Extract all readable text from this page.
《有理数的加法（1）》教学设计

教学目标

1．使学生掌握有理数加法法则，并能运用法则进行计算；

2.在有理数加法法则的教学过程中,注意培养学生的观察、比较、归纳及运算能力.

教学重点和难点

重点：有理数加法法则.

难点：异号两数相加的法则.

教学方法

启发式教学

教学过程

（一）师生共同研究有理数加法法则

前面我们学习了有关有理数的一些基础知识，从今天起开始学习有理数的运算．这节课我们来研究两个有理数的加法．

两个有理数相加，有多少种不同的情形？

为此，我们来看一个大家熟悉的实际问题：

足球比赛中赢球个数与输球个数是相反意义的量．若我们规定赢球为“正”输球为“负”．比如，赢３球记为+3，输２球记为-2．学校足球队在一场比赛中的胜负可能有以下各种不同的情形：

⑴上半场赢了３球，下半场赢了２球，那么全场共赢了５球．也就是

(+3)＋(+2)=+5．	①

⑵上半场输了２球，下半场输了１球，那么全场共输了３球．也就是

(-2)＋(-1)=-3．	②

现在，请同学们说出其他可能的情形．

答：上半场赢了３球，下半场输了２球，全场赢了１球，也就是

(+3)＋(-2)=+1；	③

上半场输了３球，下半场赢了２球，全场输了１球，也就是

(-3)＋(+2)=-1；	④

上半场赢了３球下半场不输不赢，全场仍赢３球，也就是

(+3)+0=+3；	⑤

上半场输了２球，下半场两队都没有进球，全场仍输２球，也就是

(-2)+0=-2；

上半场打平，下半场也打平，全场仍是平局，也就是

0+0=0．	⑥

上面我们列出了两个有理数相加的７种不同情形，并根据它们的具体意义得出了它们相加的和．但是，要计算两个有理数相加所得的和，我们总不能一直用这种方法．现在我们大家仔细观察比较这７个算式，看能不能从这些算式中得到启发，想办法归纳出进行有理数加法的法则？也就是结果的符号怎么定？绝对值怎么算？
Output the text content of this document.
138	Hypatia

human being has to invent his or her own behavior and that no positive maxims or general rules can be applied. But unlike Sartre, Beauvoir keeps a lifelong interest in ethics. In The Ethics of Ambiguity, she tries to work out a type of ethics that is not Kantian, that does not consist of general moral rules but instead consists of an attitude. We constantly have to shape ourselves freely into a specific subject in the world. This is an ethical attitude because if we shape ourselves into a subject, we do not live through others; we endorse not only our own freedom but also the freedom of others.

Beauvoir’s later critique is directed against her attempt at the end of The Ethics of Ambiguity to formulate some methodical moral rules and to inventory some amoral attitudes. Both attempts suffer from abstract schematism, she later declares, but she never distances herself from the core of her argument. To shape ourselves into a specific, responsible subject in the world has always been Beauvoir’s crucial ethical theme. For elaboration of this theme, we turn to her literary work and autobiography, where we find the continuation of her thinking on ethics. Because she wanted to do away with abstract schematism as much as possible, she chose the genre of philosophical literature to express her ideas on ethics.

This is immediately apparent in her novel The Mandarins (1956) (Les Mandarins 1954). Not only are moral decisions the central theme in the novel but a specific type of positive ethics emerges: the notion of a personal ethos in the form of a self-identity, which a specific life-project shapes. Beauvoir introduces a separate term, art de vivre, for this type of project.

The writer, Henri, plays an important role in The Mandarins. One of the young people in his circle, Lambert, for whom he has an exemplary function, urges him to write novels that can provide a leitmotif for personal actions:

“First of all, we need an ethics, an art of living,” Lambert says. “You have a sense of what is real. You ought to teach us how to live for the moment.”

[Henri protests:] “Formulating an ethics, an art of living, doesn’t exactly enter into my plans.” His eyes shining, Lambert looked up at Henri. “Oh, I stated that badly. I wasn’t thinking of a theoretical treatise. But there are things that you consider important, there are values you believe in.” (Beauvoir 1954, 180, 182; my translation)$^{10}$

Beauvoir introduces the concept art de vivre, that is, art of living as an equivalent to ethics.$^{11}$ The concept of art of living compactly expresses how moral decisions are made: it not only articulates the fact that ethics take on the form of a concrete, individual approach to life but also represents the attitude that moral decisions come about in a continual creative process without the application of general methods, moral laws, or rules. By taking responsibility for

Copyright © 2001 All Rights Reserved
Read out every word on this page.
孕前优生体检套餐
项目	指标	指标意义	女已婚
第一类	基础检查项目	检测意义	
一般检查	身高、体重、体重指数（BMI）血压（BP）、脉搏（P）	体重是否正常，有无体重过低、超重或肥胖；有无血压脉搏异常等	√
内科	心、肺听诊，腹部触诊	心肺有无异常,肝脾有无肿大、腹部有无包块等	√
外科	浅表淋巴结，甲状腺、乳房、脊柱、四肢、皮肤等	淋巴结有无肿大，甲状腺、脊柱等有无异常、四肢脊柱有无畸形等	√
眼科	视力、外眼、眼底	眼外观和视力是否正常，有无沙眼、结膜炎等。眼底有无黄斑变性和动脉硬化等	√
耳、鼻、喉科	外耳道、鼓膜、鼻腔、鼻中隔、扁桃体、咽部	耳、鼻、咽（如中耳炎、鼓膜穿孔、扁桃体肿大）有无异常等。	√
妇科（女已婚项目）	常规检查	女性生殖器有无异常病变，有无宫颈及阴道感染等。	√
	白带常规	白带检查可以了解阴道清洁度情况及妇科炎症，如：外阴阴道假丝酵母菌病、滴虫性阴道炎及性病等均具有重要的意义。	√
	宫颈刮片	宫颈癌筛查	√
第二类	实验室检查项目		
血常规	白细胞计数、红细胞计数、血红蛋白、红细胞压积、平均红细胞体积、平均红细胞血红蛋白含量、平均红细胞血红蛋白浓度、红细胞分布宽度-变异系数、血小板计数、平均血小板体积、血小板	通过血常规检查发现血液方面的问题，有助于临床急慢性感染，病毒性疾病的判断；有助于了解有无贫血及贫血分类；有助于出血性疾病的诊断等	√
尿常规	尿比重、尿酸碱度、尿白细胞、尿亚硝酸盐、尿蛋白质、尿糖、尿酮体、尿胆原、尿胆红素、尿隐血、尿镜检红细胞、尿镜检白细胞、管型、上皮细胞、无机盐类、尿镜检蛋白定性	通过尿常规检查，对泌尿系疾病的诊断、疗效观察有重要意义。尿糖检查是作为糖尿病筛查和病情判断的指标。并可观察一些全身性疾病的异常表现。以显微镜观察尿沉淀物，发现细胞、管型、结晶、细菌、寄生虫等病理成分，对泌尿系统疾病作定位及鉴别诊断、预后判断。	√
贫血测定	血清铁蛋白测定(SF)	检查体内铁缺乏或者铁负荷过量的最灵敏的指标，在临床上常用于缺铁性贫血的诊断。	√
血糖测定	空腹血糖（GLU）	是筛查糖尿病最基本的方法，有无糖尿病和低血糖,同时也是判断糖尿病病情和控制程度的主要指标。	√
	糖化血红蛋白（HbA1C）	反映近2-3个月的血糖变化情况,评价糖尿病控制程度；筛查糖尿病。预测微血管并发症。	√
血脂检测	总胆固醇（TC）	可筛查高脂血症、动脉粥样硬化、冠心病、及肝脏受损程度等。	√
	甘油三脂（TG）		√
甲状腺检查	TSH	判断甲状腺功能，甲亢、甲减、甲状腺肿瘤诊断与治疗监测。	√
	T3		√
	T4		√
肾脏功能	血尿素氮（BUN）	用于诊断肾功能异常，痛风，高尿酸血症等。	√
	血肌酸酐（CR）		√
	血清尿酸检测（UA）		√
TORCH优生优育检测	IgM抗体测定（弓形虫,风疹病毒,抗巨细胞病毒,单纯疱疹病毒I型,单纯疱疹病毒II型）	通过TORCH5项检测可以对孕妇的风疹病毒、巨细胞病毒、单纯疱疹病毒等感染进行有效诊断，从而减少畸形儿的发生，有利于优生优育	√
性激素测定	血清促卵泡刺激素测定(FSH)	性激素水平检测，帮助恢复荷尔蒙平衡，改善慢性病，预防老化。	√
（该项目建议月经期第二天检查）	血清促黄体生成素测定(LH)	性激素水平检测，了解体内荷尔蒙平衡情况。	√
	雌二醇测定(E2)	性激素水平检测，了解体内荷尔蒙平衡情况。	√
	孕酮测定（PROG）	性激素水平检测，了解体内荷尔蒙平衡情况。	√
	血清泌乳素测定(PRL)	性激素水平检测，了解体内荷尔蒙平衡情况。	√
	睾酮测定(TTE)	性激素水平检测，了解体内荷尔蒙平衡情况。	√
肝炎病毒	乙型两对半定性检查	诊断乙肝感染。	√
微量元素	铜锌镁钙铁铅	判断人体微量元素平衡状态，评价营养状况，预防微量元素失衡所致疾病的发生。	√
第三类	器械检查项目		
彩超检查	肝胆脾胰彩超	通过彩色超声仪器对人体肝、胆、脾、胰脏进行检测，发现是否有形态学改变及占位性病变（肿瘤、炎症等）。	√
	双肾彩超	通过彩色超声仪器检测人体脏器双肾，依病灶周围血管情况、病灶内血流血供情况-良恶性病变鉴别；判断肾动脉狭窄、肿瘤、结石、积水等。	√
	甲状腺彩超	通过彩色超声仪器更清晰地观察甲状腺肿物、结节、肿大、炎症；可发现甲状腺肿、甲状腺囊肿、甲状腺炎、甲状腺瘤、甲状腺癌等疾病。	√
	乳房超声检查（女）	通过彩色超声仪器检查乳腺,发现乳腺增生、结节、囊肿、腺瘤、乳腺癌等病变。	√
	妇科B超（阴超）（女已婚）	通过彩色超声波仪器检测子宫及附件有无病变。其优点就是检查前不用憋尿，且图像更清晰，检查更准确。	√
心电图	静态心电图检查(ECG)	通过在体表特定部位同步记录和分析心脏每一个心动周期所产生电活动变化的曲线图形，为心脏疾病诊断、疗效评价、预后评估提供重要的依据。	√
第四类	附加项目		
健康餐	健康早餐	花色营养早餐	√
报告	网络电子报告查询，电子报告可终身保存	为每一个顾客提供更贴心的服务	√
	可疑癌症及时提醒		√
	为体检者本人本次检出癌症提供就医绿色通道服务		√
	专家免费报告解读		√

************

# Exercise prompt:
Locate all lines in the listing above with the word "性激素水平检测". Copy them.

# Reply:
性激素测定	血清促卵泡刺激素测定(FSH)	性激素水平检测，帮助恢复荷尔蒙平衡，改善慢性病，预防老化。	√
（该项目建议月经期第二天检查）	血清促黄体生成素测定(LH)	性激素水平检测，了解体内荷尔蒙平衡情况。	√
	雌二醇测定(E2)	性激素水平检测，了解体内荷尔蒙平衡情况。	√
	孕酮测定（PROG）	性激素水平检测，了解体内荷尔蒙平衡情况。	√
	血清泌乳素测定(PRL)	性激素水平检测，了解体内荷尔蒙平衡情况。	√
	睾酮测定(TTE)	性激素水平检测，了解体内荷尔蒙平衡情况。	√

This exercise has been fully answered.